§ **Exercise prompt**
All of the data needs to be repeated exactly.

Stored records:

-- Begin --

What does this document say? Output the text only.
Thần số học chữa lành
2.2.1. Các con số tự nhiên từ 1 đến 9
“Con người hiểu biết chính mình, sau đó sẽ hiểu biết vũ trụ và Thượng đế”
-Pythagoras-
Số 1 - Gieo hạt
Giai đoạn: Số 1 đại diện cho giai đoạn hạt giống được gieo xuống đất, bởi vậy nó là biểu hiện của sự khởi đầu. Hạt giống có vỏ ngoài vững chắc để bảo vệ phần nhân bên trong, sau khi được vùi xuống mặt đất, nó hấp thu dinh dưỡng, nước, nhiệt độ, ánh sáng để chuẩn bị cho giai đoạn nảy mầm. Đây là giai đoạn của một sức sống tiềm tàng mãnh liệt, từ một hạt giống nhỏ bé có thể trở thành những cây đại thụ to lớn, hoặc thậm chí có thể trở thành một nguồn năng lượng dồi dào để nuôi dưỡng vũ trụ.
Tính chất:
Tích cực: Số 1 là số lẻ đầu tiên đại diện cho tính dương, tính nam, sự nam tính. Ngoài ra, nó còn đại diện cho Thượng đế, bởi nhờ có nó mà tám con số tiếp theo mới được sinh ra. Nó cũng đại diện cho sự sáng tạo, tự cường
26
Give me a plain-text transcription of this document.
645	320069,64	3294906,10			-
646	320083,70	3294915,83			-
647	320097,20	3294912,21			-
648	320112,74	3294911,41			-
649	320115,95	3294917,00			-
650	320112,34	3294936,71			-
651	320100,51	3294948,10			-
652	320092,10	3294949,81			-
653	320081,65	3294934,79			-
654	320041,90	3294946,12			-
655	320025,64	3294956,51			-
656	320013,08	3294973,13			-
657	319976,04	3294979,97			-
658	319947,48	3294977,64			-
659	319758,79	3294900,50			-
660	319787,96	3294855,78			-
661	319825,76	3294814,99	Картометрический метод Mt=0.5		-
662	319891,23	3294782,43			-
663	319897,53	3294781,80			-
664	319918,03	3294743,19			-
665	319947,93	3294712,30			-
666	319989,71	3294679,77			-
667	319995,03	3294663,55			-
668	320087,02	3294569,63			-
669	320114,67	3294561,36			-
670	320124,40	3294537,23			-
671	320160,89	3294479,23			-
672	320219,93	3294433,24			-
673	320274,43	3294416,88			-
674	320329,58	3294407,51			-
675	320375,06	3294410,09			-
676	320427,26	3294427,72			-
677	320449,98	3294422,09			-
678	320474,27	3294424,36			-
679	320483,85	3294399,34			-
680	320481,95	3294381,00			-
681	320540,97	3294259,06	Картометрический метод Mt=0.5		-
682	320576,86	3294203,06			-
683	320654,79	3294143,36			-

-- End --

§ **Solution for this problem**
What does this document say? Output the text only.
Thần số học chữa lành
2.2.1. Các con số tự nhiên từ 1 đến 9
“Con người hiểu biết chính mình, sau đó sẽ hiểu biết vũ trụ và Thượng đế”
-Pythagoras-
Số 1 - Gieo hạt
Giai đoạn: Số 1 đại diện cho giai đoạn hạt giống được gieo xuống đất, bởi vậy nó là biểu hiện của sự khởi đầu. Hạt giống có vỏ ngoài vững chắc để bảo vệ phần nhân bên trong, sau khi được vùi xuống mặt đất, nó hấp thu dinh dưỡng, nước, nhiệt độ, ánh sáng để chuẩn bị cho giai đoạn nảy mầm. Đây là giai đoạn của một sức sống tiềm tàng mãnh liệt, từ một hạt giống nhỏ bé có thể trở thành những cây đại thụ to lớn, hoặc thậm chí có thể trở thành một nguồn năng lượng dồi dào để nuôi dưỡng vũ trụ.
Tính chất:
Tích cực: Số 1 là số lẻ đầu tiên đại diện cho tính dương, tính nam, sự nam tính. Ngoài ra, nó còn đại diện cho Thượng đế, bởi nhờ có nó mà tám con số tiếp theo mới được sinh ra. Nó cũng đại diện cho sự sáng tạo, tự cường
26
Give me a plain-text transcription of this document.
645	320069,64	3294906,10			-
646	320083,70	3294915,83			-
647	320097,20	3294912,21			-
648	320112,74	3294911,41			-
649	320115,95	3294917,00			-
650	320112,34	3294936,71			-
651	320100,51	3294948,10			-
652	320092,10	3294949,81			-
653	320081,65	3294934,79			-
654	320041,90	3294946,12			-
655	320025,64	3294956,51			-
656	320013,08	3294973,13			-
657	319976,04	3294979,97			-
658	319947,48	3294977,64			-
659	319758,79	3294900,50			-
660	319787,96	3294855,78			-
661	319825,76	3294814,99	Картометрический метод Mt=0.5		-
662	319891,23	3294782,43			-
663	319897,53	3294781,80			-
664	319918,03	3294743,19			-
665	319947,93	3294712,30			-
666	319989,71	3294679,77			-
667	319995,03	3294663,55			-
668	320087,02	3294569,63			-
669	320114,67	3294561,36			-
670	320124,40	3294537,23			-
671	320160,89	3294479,23			-
672	320219,93	3294433,24			-
673	320274,43	3294416,88			-
674	320329,58	3294407,51			-
675	320375,06	3294410,09			-
676	320427,26	3294427,72			-
677	320449,98	3294422,09			-
678	320474,27	3294424,36			-
679	320483,85	3294399,34			-
680	320481,95	3294381,00			-
681	320540,97	3294259,06	Картометрический метод Mt=0.5		-
682	320576,86	3294203,06			-
683	320654,79	3294143,36			-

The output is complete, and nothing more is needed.